## Provided information
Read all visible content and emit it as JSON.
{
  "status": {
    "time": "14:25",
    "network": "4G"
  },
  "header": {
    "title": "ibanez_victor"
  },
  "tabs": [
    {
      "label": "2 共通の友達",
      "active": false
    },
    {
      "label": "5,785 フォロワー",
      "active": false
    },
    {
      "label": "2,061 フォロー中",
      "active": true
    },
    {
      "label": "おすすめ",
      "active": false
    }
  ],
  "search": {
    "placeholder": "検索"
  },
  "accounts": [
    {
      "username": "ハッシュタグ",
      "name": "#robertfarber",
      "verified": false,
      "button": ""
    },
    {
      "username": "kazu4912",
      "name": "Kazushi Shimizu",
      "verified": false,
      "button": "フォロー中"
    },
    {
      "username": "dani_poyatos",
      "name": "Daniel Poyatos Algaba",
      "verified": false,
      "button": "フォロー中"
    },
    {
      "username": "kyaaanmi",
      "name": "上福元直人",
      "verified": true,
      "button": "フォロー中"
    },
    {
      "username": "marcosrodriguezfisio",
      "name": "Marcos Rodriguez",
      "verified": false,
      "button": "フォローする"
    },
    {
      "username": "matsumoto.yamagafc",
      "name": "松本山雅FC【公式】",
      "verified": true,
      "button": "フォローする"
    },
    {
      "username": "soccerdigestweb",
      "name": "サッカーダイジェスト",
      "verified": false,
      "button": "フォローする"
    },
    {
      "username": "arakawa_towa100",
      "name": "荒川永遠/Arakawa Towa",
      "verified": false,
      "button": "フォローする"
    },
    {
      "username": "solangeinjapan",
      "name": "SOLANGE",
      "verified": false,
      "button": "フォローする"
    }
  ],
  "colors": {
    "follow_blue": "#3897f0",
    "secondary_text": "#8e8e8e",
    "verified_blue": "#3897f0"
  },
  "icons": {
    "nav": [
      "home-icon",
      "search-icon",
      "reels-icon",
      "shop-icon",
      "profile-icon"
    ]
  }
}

## Directions
Quote every record above exactly.

## Result below
Read all visible content and emit it as JSON.
{
  "status": {
    "time": "14:25",
    "network": "4G"
  },
  "header": {
    "title": "ibanez_victor"
  },
  "tabs": [
    {
      "label": "2 共通の友達",
      "active": false
    },
    {
      "label": "5,785 フォロワー",
      "active": false
    },
    {
      "label": "2,061 フォロー中",
      "active": true
    },
    {
      "label": "おすすめ",
      "active": false
    }
  ],
  "search": {
    "placeholder": "検索"
  },
  "accounts": [
    {
      "username": "ハッシュタグ",
      "name": "#robertfarber",
      "verified": false,
      "button": ""
    },
    {
      "username": "kazu4912",
      "name": "Kazushi Shimizu",
      "verified": false,
      "button": "フォロー中"
    },
    {
      "username": "dani_poyatos",
      "name": "Daniel Poyatos Algaba",
      "verified": false,
      "button": "フォロー中"
    },
    {
      "username": "kyaaanmi",
      "name": "上福元直人",
      "verified": true,
      "button": "フォロー中"
    },
    {
      "username": "marcosrodriguezfisio",
      "name": "Marcos Rodriguez",
      "verified": false,
      "button": "フォローする"
    },
    {
      "username": "matsumoto.yamagafc",
      "name": "松本山雅FC【公式】",
      "verified": true,
      "button": "フォローする"
    },
    {
      "username": "soccerdigestweb",
      "name": "サッカーダイジェスト",
      "verified": false,
      "button": "フォローする"
    },
    {
      "username": "arakawa_towa100",
      "name": "荒川永遠/Arakawa Towa",
      "verified": false,
      "button": "フォローする"
    },
    {
      "username": "solangeinjapan",
      "name": "SOLANGE",
      "verified": false,
      "button": "フォローする"
    }
  ],
  "colors": {
    "follow_blue": "#3897f0",
    "secondary_text": "#8e8e8e",
    "verified_blue": "#3897f0"
  },
  "icons": {
    "nav": [
      "home-icon",
      "search-icon",
      "reels-icon",
      "shop-icon",
      "profile-icon"
    ]
  }
}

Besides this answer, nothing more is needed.